---------- Data records ----------
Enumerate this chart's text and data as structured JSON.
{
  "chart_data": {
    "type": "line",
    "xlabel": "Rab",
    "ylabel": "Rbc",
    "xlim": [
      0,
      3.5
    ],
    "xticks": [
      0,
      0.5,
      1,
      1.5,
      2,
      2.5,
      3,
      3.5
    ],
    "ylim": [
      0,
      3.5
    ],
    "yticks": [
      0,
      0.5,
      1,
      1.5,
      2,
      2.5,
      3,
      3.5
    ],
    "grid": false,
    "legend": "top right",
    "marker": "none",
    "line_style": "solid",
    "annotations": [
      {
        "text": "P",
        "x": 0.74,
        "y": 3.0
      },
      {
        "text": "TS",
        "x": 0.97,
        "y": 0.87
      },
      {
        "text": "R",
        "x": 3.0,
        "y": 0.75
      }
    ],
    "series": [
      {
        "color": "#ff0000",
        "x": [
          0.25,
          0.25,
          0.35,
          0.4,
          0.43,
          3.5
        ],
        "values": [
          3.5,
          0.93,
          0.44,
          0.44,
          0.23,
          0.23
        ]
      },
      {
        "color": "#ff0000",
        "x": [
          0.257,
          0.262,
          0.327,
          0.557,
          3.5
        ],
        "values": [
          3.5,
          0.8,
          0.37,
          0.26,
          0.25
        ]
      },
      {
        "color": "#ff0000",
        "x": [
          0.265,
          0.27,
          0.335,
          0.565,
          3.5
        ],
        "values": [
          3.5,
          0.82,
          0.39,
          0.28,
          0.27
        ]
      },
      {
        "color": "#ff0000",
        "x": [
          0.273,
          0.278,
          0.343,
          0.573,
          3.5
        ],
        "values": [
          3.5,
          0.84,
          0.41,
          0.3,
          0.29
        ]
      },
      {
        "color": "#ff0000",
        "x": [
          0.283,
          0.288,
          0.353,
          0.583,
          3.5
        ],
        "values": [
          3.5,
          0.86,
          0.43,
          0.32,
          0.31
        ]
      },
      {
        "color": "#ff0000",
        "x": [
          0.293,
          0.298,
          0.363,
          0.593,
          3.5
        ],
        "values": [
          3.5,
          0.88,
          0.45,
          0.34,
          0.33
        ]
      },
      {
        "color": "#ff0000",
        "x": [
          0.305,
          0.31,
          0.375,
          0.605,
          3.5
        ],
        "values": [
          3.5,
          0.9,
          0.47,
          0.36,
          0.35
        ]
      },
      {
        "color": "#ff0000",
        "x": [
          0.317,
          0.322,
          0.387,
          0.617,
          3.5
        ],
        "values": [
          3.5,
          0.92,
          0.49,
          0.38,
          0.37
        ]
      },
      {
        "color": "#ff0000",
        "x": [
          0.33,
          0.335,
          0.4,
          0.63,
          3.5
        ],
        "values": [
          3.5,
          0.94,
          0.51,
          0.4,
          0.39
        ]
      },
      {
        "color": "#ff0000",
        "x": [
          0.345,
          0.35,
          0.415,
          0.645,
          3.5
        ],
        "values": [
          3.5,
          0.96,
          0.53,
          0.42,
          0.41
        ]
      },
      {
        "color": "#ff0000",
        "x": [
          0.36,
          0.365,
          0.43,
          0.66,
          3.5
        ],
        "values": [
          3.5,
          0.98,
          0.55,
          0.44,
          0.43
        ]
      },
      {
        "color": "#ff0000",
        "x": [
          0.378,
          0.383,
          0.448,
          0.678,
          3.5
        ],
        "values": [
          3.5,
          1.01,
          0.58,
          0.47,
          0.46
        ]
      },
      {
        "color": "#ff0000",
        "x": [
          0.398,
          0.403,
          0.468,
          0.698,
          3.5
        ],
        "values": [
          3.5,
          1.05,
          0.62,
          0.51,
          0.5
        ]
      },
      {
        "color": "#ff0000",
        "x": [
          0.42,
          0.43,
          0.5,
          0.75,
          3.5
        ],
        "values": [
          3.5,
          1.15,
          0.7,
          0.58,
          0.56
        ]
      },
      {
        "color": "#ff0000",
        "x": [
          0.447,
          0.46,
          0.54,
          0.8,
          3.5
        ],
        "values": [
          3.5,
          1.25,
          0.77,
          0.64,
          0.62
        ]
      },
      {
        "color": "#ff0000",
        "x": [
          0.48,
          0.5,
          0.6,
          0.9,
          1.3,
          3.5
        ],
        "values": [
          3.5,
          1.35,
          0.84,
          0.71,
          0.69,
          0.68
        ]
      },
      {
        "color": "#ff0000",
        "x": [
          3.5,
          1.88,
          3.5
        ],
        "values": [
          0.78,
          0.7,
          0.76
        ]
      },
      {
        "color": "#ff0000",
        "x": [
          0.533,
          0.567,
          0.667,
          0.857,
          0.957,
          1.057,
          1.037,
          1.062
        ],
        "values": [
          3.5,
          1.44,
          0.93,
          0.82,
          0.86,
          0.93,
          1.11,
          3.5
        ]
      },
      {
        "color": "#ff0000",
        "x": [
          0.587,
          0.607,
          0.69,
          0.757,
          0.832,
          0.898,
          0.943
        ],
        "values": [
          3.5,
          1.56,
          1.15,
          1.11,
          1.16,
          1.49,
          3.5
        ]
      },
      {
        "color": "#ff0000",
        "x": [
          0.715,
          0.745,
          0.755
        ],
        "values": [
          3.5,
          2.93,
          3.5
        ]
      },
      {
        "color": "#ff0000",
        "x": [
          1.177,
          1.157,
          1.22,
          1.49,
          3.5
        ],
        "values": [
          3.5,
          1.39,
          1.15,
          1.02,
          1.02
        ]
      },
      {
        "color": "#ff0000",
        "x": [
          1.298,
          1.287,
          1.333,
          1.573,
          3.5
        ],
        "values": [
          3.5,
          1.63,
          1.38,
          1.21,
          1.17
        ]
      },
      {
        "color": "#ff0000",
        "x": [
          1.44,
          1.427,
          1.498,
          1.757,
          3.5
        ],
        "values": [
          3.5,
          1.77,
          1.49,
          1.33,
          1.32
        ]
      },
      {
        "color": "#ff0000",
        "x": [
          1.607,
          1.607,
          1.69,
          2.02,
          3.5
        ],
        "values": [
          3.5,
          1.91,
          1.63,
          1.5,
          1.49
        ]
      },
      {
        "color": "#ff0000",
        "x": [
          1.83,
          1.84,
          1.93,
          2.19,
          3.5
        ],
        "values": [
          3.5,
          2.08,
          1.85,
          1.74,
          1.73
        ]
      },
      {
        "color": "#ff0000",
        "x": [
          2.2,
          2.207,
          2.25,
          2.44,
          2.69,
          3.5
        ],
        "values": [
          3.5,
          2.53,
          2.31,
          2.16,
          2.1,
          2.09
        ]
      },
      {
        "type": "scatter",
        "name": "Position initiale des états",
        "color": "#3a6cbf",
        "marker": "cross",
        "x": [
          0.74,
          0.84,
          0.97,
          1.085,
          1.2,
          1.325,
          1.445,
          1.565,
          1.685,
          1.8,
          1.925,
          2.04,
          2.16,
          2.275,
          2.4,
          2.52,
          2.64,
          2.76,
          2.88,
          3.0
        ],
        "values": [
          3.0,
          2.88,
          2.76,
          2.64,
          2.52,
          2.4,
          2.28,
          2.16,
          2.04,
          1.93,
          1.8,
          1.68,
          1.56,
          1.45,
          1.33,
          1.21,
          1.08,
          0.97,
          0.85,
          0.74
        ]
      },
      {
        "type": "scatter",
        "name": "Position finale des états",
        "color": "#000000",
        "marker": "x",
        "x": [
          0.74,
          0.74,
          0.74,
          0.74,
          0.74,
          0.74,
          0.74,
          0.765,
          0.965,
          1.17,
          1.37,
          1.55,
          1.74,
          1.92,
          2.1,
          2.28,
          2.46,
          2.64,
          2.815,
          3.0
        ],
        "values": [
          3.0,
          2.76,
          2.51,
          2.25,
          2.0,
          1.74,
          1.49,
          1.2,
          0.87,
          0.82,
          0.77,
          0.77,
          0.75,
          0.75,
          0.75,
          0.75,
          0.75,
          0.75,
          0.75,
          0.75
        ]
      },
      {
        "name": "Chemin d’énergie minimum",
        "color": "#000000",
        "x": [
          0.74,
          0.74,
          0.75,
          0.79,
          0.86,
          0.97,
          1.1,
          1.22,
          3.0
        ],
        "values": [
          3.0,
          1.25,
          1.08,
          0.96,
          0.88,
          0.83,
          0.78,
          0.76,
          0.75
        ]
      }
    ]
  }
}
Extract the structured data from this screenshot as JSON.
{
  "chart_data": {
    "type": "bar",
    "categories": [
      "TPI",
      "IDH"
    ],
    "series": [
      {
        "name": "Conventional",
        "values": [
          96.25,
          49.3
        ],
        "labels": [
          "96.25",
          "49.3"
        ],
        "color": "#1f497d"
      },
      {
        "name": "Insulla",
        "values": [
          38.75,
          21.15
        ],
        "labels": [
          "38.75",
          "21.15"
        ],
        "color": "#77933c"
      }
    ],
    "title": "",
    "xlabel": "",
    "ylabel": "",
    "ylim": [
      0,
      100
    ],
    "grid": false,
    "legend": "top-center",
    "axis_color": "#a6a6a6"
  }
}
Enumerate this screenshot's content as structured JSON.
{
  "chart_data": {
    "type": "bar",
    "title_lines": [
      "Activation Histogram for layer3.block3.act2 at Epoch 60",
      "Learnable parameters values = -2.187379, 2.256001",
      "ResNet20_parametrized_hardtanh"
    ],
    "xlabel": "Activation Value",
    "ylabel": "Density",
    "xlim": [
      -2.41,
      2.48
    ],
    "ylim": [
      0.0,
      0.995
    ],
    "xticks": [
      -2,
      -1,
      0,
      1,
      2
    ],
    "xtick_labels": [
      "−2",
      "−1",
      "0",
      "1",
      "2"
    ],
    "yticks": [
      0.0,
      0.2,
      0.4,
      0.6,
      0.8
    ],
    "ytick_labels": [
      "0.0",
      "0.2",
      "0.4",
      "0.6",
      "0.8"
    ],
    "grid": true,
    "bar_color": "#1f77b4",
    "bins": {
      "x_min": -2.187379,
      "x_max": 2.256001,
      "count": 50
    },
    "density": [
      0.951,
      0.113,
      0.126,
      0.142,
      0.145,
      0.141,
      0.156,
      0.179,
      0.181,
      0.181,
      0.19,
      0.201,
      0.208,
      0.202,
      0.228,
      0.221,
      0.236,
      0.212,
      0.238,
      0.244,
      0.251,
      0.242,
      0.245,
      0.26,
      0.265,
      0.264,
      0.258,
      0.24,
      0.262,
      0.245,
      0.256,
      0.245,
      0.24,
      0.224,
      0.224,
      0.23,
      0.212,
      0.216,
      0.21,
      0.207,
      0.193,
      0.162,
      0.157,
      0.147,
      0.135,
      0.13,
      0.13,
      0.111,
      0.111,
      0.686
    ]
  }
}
----------
* Stated exercise *
Extract every line above containing the word "états".

* Full response *
        "name": "Position initiale des états",
        "name": "Position finale des états",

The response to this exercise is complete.